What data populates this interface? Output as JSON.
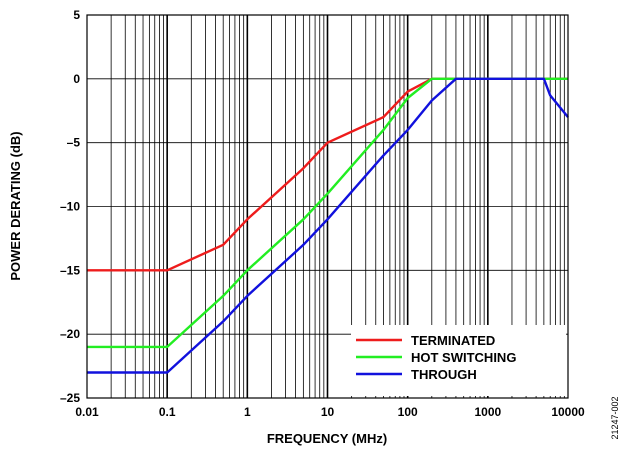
{
  "chart_data": {
    "type": "line",
    "xlabel": "FREQUENCY (MHz)",
    "ylabel": "POWER DERATING (dB)",
    "x_scale": "log",
    "xlim": [
      0.01,
      10000
    ],
    "ylim": [
      -25,
      5
    ],
    "grid": true,
    "legend_position": "bottom-right",
    "x_tick_labels": [
      "0.01",
      "0.1",
      "1",
      "10",
      "100",
      "1000",
      "10000"
    ],
    "y_tick_labels": [
      "5",
      "0",
      "–5",
      "–10",
      "–15",
      "–20",
      "–25"
    ],
    "figure_id": "21247-002",
    "series": [
      {
        "name": "TERMINATED",
        "color": "#ee1c1c",
        "x": [
          0.01,
          0.1,
          0.5,
          1,
          5,
          10,
          50,
          100,
          200,
          10000
        ],
        "y": [
          -15,
          -15,
          -13,
          -11,
          -7,
          -5,
          -3,
          -1,
          0,
          0
        ]
      },
      {
        "name": "HOT SWITCHING",
        "color": "#22ee22",
        "x": [
          0.01,
          0.1,
          0.5,
          1,
          5,
          10,
          50,
          100,
          200,
          10000
        ],
        "y": [
          -21,
          -21,
          -17,
          -15,
          -11,
          -9,
          -4,
          -1.5,
          0,
          0
        ]
      },
      {
        "name": "THROUGH",
        "color": "#1111dd",
        "x": [
          0.01,
          0.1,
          0.5,
          1,
          5,
          10,
          50,
          100,
          200,
          400,
          5000,
          6000,
          10000
        ],
        "y": [
          -23,
          -23,
          -19,
          -17,
          -13,
          -11,
          -6,
          -4,
          -1.7,
          0,
          0,
          -1.3,
          -3
        ]
      }
    ]
  }
}
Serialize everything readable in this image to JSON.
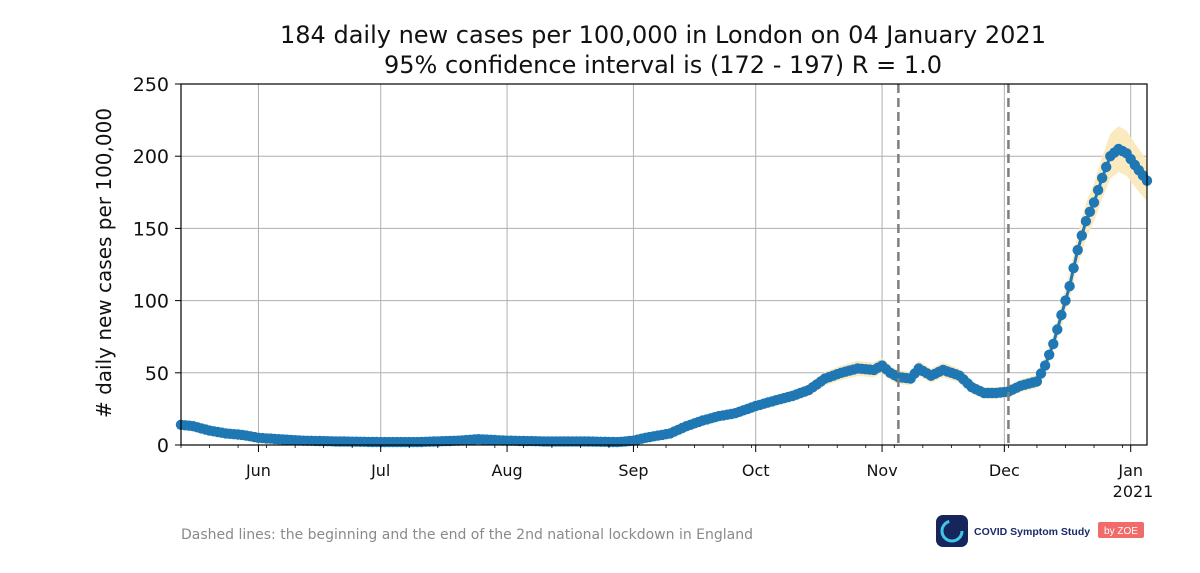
{
  "chart_data": {
    "type": "line",
    "title": "184 daily new cases per 100,000 in London on 04 January 2021",
    "subtitle": "95% confidence interval is (172 - 197) R = 1.0",
    "ylabel": "# daily new cases per 100,000",
    "xlabel": "",
    "ylim": [
      0,
      250
    ],
    "yticks": [
      0,
      50,
      100,
      150,
      200,
      250
    ],
    "xlim": [
      "2020-05-13",
      "2021-01-05"
    ],
    "xticks": [
      {
        "date": "2020-06-01",
        "label": "Jun"
      },
      {
        "date": "2020-07-01",
        "label": "Jul"
      },
      {
        "date": "2020-08-01",
        "label": "Aug"
      },
      {
        "date": "2020-09-01",
        "label": "Sep"
      },
      {
        "date": "2020-10-01",
        "label": "Oct"
      },
      {
        "date": "2020-11-01",
        "label": "Nov"
      },
      {
        "date": "2020-12-01",
        "label": "Dec"
      },
      {
        "date": "2021-01-01",
        "label": "Jan"
      }
    ],
    "xtick_year_label": "2021",
    "grid": true,
    "vlines": [
      "2020-11-05",
      "2020-12-02"
    ],
    "series": [
      {
        "color": "#1f77b4",
        "band_color": "#fbe8b8",
        "points": [
          [
            "2020-05-13",
            14
          ],
          [
            "2020-05-16",
            13
          ],
          [
            "2020-05-20",
            10
          ],
          [
            "2020-05-24",
            8
          ],
          [
            "2020-05-28",
            7
          ],
          [
            "2020-06-01",
            5
          ],
          [
            "2020-06-06",
            4
          ],
          [
            "2020-06-12",
            3
          ],
          [
            "2020-06-20",
            2.5
          ],
          [
            "2020-07-01",
            2
          ],
          [
            "2020-07-10",
            2
          ],
          [
            "2020-07-20",
            3
          ],
          [
            "2020-07-25",
            4
          ],
          [
            "2020-08-01",
            3
          ],
          [
            "2020-08-10",
            2.5
          ],
          [
            "2020-08-20",
            2.5
          ],
          [
            "2020-08-28",
            2
          ],
          [
            "2020-09-01",
            3
          ],
          [
            "2020-09-04",
            5
          ],
          [
            "2020-09-10",
            8
          ],
          [
            "2020-09-14",
            13
          ],
          [
            "2020-09-18",
            17
          ],
          [
            "2020-09-22",
            20
          ],
          [
            "2020-09-26",
            22
          ],
          [
            "2020-10-01",
            27
          ],
          [
            "2020-10-06",
            31
          ],
          [
            "2020-10-10",
            34
          ],
          [
            "2020-10-14",
            38
          ],
          [
            "2020-10-18",
            46
          ],
          [
            "2020-10-22",
            50
          ],
          [
            "2020-10-26",
            53
          ],
          [
            "2020-10-30",
            52
          ],
          [
            "2020-11-01",
            55
          ],
          [
            "2020-11-03",
            50
          ],
          [
            "2020-11-05",
            47
          ],
          [
            "2020-11-08",
            46
          ],
          [
            "2020-11-10",
            53
          ],
          [
            "2020-11-13",
            48
          ],
          [
            "2020-11-16",
            52
          ],
          [
            "2020-11-20",
            48
          ],
          [
            "2020-11-23",
            40
          ],
          [
            "2020-11-26",
            36
          ],
          [
            "2020-11-29",
            36
          ],
          [
            "2020-12-02",
            37
          ],
          [
            "2020-12-05",
            41
          ],
          [
            "2020-12-09",
            44
          ],
          [
            "2020-12-11",
            55
          ],
          [
            "2020-12-13",
            70
          ],
          [
            "2020-12-15",
            90
          ],
          [
            "2020-12-17",
            110
          ],
          [
            "2020-12-19",
            135
          ],
          [
            "2020-12-21",
            155
          ],
          [
            "2020-12-23",
            168
          ],
          [
            "2020-12-25",
            185
          ],
          [
            "2020-12-27",
            200
          ],
          [
            "2020-12-29",
            205
          ],
          [
            "2020-12-31",
            202
          ],
          [
            "2021-01-02",
            194
          ],
          [
            "2021-01-05",
            183
          ]
        ]
      }
    ]
  },
  "footer": {
    "note": "Dashed lines: the beginning and the end of the 2nd national lockdown in England",
    "logo_text": "COVID Symptom Study",
    "logo_badge": "by ZOE"
  },
  "colors": {
    "line": "#1f77b4",
    "band": "#fbe8b8",
    "grid": "#b0b0b0",
    "vline": "#7f7f7f"
  }
}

────────────────────

WHAT IS REQUIRED: Write out the entries again, exactly as given, skipping any images.

RESPONSE:
What data populates this interface? Output as JSON.
{
  "chart_data": {
    "type": "line",
    "xlabel": "FREQUENCY (MHz)",
    "ylabel": "POWER DERATING (dB)",
    "x_scale": "log",
    "xlim": [
      0.01,
      10000
    ],
    "ylim": [
      -25,
      5
    ],
    "grid": true,
    "legend_position": "bottom-right",
    "x_tick_labels": [
      "0.01",
      "0.1",
      "1",
      "10",
      "100",
      "1000",
      "10000"
    ],
    "y_tick_labels": [
      "5",
      "0",
      "–5",
      "–10",
      "–15",
      "–20",
      "–25"
    ],
    "figure_id": "21247-002",
    "series": [
      {
        "name": "TERMINATED",
        "color": "#ee1c1c",
        "x": [
          0.01,
          0.1,
          0.5,
          1,
          5,
          10,
          50,
          100,
          200,
          10000
        ],
        "y": [
          -15,
          -15,
          -13,
          -11,
          -7,
          -5,
          -3,
          -1,
          0,
          0
        ]
      },
      {
        "name": "HOT SWITCHING",
        "color": "#22ee22",
        "x": [
          0.01,
          0.1,
          0.5,
          1,
          5,
          10,
          50,
          100,
          200,
          10000
        ],
        "y": [
          -21,
          -21,
          -17,
          -15,
          -11,
          -9,
          -4,
          -1.5,
          0,
          0
        ]
      },
      {
        "name": "THROUGH",
        "color": "#1111dd",
        "x": [
          0.01,
          0.1,
          0.5,
          1,
          5,
          10,
          50,
          100,
          200,
          400,
          5000,
          6000,
          10000
        ],
        "y": [
          -23,
          -23,
          -19,
          -17,
          -13,
          -11,
          -6,
          -4,
          -1.7,
          0,
          0,
          -1.3,
          -3
        ]
      }
    ]
  }
}
Serialize everything readable in this image to JSON.
{
  "chart_data": {
    "type": "line",
    "title": "184 daily new cases per 100,000 in London on 04 January 2021",
    "subtitle": "95% confidence interval is (172 - 197) R = 1.0",
    "ylabel": "# daily new cases per 100,000",
    "xlabel": "",
    "ylim": [
      0,
      250
    ],
    "yticks": [
      0,
      50,
      100,
      150,
      200,
      250
    ],
    "xlim": [
      "2020-05-13",
      "2021-01-05"
    ],
    "xticks": [
      {
        "date": "2020-06-01",
        "label": "Jun"
      },
      {
        "date": "2020-07-01",
        "label": "Jul"
      },
      {
        "date": "2020-08-01",
        "label": "Aug"
      },
      {
        "date": "2020-09-01",
        "label": "Sep"
      },
      {
        "date": "2020-10-01",
        "label": "Oct"
      },
      {
        "date": "2020-11-01",
        "label": "Nov"
      },
      {
        "date": "2020-12-01",
        "label": "Dec"
      },
      {
        "date": "2021-01-01",
        "label": "Jan"
      }
    ],
    "xtick_year_label": "2021",
    "grid": true,
    "vlines": [
      "2020-11-05",
      "2020-12-02"
    ],
    "series": [
      {
        "color": "#1f77b4",
        "band_color": "#fbe8b8",
        "points": [
          [
            "2020-05-13",
            14
          ],
          [
            "2020-05-16",
            13
          ],
          [
            "2020-05-20",
            10
          ],
          [
            "2020-05-24",
            8
          ],
          [
            "2020-05-28",
            7
          ],
          [
            "2020-06-01",
            5
          ],
          [
            "2020-06-06",
            4
          ],
          [
            "2020-06-12",
            3
          ],
          [
            "2020-06-20",
            2.5
          ],
          [
            "2020-07-01",
            2
          ],
          [
            "2020-07-10",
            2
          ],
          [
            "2020-07-20",
            3
          ],
          [
            "2020-07-25",
            4
          ],
          [
            "2020-08-01",
            3
          ],
          [
            "2020-08-10",
            2.5
          ],
          [
            "2020-08-20",
            2.5
          ],
          [
            "2020-08-28",
            2
          ],
          [
            "2020-09-01",
            3
          ],
          [
            "2020-09-04",
            5
          ],
          [
            "2020-09-10",
            8
          ],
          [
            "2020-09-14",
            13
          ],
          [
            "2020-09-18",
            17
          ],
          [
            "2020-09-22",
            20
          ],
          [
            "2020-09-26",
            22
          ],
          [
            "2020-10-01",
            27
          ],
          [
            "2020-10-06",
            31
          ],
          [
            "2020-10-10",
            34
          ],
          [
            "2020-10-14",
            38
          ],
          [
            "2020-10-18",
            46
          ],
          [
            "2020-10-22",
            50
          ],
          [
            "2020-10-26",
            53
          ],
          [
            "2020-10-30",
            52
          ],
          [
            "2020-11-01",
            55
          ],
          [
            "2020-11-03",
            50
          ],
          [
            "2020-11-05",
            47
          ],
          [
            "2020-11-08",
            46
          ],
          [
            "2020-11-10",
            53
          ],
          [
            "2020-11-13",
            48
          ],
          [
            "2020-11-16",
            52
          ],
          [
            "2020-11-20",
            48
          ],
          [
            "2020-11-23",
            40
          ],
          [
            "2020-11-26",
            36
          ],
          [
            "2020-11-29",
            36
          ],
          [
            "2020-12-02",
            37
          ],
          [
            "2020-12-05",
            41
          ],
          [
            "2020-12-09",
            44
          ],
          [
            "2020-12-11",
            55
          ],
          [
            "2020-12-13",
            70
          ],
          [
            "2020-12-15",
            90
          ],
          [
            "2020-12-17",
            110
          ],
          [
            "2020-12-19",
            135
          ],
          [
            "2020-12-21",
            155
          ],
          [
            "2020-12-23",
            168
          ],
          [
            "2020-12-25",
            185
          ],
          [
            "2020-12-27",
            200
          ],
          [
            "2020-12-29",
            205
          ],
          [
            "2020-12-31",
            202
          ],
          [
            "2021-01-02",
            194
          ],
          [
            "2021-01-05",
            183
          ]
        ]
      }
    ]
  },
  "footer": {
    "note": "Dashed lines: the beginning and the end of the 2nd national lockdown in England",
    "logo_text": "COVID Symptom Study",
    "logo_badge": "by ZOE"
  },
  "colors": {
    "line": "#1f77b4",
    "band": "#fbe8b8",
    "grid": "#b0b0b0",
    "vline": "#7f7f7f"
  }
}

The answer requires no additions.